▶ _EXCERPT TO READ_:
I closed my book, my finger marking my place, because I hadn't yet realized what was waiting for me at the door.

The mail lady, having insufficient room in my mailbox, brought my stuff to the door.  I looked at the doorstep and gasped with the effort of holding in my delight.  There, resting as innocently as you please on the sun-warmed cement, were books!  A lot of books!

Four orange packages.  Eight beauteously bound bits of blessings. As I scrambled to get the books into my arms and reassure them that I loved them and would take good care of them, I saw my mail lady walking back to her truck. I yelled, "Thank you!" with so much feeling, I think I made her uncomfortable.

I knelt on my carpet and tore into the packing, excited in ways I haven't been since my last books arrived. The kids all stopped their various activities to see what my deal was.   I am now the proud owner of more stories.

The couch is calling my tush's name and my whole being is crying out with impatience for me to crack a spine already!  I must give in to my bibliophilia.

15 July 2013


Guess what?

I'm going camping again this week and I just checked the forecast.


It just figures.

11 July 2013

One Hold Barred

Have you noticed that as you mature, things that didn't bother you at one time, now do?

For example, I used to play a game called "British Bulldog" every night in the summer months with everyone who would come to our house.  One person would be "it" and stand in the middle.  Everyone else would stand at one end of our rectangular lawn.  The person in the middle would yell "British Bulldog" and everyone would try to run to the other edge of the lawn without getting tackled. If a player got tackled, they also became "it" until everyone was in the middle. I would tackle indiscriminately.  It didn't matter, boy, girl, big, small, I would take them on, and usually get them on the ground.  Because I had skills.  This went on every summer until I graduated high school.

▶ _Document layout analysis data_:
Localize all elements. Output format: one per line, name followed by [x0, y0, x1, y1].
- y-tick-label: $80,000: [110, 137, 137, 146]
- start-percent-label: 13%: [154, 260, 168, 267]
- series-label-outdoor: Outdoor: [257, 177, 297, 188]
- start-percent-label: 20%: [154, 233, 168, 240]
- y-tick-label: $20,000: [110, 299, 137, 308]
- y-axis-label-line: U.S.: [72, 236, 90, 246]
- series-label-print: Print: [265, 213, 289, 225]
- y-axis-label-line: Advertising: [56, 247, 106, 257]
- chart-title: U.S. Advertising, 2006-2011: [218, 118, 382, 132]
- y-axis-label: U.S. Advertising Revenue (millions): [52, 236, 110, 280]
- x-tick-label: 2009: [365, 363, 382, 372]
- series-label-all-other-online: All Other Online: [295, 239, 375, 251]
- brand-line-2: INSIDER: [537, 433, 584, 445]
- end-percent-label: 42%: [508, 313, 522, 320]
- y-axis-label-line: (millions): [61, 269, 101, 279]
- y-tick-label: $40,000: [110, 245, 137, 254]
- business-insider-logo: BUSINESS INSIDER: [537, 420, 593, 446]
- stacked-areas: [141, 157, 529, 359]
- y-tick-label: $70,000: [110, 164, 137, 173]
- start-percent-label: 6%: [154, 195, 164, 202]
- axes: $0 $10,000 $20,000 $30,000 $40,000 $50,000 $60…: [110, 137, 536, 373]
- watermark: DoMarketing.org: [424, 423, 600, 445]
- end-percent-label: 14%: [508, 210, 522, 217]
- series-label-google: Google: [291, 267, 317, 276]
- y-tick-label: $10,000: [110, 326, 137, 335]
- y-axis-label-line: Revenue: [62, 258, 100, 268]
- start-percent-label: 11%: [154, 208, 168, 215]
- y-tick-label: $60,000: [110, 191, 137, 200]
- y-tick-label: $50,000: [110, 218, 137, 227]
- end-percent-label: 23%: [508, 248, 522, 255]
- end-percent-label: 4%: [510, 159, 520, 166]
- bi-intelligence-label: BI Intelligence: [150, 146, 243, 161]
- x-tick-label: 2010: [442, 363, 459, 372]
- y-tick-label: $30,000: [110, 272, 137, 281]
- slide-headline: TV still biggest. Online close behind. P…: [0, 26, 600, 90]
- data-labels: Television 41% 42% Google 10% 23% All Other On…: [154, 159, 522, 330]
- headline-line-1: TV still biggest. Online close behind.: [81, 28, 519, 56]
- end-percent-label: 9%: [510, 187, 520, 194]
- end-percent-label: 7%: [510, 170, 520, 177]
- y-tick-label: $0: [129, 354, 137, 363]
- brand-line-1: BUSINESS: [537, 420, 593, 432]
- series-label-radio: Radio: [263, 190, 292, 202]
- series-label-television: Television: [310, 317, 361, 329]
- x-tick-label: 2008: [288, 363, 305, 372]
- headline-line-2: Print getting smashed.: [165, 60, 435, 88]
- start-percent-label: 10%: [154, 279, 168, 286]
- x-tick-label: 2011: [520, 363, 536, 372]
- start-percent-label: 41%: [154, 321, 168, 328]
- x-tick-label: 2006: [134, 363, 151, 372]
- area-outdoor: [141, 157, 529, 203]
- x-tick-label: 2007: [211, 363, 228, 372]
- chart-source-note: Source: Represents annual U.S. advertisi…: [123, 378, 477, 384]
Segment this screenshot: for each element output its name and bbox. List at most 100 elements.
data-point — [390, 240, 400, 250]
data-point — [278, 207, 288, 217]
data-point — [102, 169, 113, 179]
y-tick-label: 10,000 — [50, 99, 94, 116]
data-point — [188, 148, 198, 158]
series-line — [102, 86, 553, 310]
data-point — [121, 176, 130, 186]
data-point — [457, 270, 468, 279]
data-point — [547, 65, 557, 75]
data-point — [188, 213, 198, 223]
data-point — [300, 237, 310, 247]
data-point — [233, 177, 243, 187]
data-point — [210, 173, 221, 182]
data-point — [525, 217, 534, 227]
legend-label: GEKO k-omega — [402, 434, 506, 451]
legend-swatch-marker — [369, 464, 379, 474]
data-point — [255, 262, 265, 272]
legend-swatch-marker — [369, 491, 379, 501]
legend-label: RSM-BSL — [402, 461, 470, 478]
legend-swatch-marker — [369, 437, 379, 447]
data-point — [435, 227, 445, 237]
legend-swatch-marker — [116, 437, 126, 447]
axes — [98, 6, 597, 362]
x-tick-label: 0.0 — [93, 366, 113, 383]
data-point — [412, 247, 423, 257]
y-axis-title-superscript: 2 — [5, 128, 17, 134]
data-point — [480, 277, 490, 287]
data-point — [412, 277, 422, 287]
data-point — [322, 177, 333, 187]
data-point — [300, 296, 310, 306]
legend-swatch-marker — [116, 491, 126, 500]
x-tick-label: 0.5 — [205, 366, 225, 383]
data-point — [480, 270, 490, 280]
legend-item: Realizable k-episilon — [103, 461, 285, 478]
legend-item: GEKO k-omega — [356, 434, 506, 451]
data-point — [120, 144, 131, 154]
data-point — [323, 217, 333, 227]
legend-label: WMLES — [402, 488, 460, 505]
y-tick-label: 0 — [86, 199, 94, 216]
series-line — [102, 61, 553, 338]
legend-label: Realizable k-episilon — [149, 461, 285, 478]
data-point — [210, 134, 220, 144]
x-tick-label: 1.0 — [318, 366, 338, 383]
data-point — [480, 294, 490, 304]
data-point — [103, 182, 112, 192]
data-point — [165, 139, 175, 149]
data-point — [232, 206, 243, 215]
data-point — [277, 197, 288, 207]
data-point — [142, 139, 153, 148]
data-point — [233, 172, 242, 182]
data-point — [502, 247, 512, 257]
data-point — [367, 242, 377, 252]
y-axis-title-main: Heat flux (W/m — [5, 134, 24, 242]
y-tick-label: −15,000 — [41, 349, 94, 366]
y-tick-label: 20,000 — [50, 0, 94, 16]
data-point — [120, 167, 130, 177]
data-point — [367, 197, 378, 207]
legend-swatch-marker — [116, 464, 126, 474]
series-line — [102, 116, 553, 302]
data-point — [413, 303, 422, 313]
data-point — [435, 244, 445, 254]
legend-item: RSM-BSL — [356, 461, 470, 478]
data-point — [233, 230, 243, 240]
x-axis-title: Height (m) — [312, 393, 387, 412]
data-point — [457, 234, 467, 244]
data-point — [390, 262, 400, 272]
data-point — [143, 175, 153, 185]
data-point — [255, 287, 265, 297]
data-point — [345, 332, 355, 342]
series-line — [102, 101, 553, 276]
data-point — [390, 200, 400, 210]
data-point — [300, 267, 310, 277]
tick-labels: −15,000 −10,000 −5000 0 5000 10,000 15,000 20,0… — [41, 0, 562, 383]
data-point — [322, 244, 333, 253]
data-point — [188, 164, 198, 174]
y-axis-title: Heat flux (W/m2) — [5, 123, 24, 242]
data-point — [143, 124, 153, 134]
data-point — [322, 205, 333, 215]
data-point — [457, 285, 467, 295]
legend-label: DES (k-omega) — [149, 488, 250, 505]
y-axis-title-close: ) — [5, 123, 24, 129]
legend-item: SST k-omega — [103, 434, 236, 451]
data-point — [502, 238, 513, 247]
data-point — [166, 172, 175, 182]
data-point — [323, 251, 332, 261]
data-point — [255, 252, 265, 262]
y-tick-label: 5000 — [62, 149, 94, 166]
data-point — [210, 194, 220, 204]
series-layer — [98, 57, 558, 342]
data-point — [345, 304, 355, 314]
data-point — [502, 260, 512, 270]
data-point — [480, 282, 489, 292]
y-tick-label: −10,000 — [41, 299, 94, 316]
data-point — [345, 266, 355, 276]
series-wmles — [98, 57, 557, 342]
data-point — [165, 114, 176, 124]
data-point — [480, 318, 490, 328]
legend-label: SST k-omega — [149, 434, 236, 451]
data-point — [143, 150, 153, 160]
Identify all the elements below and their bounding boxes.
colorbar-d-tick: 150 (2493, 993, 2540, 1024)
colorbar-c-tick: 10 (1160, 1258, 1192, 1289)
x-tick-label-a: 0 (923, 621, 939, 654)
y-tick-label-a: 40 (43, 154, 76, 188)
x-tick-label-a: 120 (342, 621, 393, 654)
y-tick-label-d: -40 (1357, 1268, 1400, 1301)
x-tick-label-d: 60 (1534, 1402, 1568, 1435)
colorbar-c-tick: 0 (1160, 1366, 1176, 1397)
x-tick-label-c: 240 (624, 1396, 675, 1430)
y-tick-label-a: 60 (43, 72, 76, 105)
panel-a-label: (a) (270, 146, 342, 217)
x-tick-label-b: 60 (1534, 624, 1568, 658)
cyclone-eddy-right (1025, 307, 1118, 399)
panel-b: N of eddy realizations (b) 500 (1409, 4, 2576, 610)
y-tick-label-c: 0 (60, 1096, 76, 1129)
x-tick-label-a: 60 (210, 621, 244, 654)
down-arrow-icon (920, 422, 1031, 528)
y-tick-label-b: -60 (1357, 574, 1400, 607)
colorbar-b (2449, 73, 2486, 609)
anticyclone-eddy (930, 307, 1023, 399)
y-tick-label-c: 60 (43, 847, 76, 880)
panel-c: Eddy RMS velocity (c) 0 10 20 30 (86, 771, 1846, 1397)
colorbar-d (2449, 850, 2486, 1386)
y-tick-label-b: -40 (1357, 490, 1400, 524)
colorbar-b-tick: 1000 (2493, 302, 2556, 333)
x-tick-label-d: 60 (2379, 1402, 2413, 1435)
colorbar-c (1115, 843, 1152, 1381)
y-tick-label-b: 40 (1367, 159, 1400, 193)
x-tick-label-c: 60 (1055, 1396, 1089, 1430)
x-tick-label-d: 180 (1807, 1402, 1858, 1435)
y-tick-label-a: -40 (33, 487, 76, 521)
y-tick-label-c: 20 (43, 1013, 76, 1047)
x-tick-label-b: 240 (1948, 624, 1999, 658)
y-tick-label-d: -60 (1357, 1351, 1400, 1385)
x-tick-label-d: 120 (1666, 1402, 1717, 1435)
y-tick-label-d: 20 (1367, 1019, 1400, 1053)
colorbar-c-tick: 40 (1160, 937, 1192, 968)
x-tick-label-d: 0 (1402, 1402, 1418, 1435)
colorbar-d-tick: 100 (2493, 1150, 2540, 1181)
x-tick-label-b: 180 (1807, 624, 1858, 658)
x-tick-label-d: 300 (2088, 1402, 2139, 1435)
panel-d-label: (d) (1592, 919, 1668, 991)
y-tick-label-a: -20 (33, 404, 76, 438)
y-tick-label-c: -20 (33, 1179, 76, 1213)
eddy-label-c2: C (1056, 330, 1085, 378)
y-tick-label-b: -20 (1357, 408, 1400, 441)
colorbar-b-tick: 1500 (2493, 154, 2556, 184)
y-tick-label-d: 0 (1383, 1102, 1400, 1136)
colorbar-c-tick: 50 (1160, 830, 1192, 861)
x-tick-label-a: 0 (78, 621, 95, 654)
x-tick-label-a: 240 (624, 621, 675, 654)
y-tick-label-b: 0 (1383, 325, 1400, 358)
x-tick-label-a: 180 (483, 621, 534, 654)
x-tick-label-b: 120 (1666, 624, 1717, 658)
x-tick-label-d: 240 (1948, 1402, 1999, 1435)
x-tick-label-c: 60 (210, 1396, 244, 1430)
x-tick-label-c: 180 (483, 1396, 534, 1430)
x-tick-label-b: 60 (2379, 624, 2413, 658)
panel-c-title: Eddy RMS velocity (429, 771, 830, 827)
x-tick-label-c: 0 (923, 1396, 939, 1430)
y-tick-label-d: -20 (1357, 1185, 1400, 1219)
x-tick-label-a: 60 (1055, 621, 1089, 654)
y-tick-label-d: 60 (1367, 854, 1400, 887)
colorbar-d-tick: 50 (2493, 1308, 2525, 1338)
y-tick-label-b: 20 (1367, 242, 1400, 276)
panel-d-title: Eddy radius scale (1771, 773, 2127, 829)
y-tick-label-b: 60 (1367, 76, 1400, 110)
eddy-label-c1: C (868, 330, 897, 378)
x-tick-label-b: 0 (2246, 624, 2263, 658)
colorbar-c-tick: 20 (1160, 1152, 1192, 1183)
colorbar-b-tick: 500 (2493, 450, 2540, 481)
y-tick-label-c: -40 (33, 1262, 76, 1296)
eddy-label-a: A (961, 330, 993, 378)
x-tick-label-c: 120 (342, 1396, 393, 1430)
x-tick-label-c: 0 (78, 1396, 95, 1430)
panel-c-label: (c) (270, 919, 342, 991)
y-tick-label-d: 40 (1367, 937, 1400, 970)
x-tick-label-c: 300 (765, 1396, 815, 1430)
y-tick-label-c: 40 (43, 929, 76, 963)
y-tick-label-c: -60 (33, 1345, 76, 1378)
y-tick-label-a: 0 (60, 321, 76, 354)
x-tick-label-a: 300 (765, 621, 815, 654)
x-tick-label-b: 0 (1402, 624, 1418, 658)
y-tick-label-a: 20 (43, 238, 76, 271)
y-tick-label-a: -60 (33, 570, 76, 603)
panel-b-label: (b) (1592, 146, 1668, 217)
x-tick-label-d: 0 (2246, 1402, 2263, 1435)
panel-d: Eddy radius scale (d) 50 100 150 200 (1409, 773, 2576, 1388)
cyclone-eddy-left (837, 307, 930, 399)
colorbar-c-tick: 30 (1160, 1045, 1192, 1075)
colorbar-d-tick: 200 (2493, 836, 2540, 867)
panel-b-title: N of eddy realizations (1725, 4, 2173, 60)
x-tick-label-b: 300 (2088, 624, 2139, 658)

▶ _PROBLEM DESCRIPTION_: In the blog excerpt, what was the name of the game the writer played every summer night? None of these lines matter for what comes next.

▶ _OUTPUT OF THE EXERCISE_: "British Bulldog"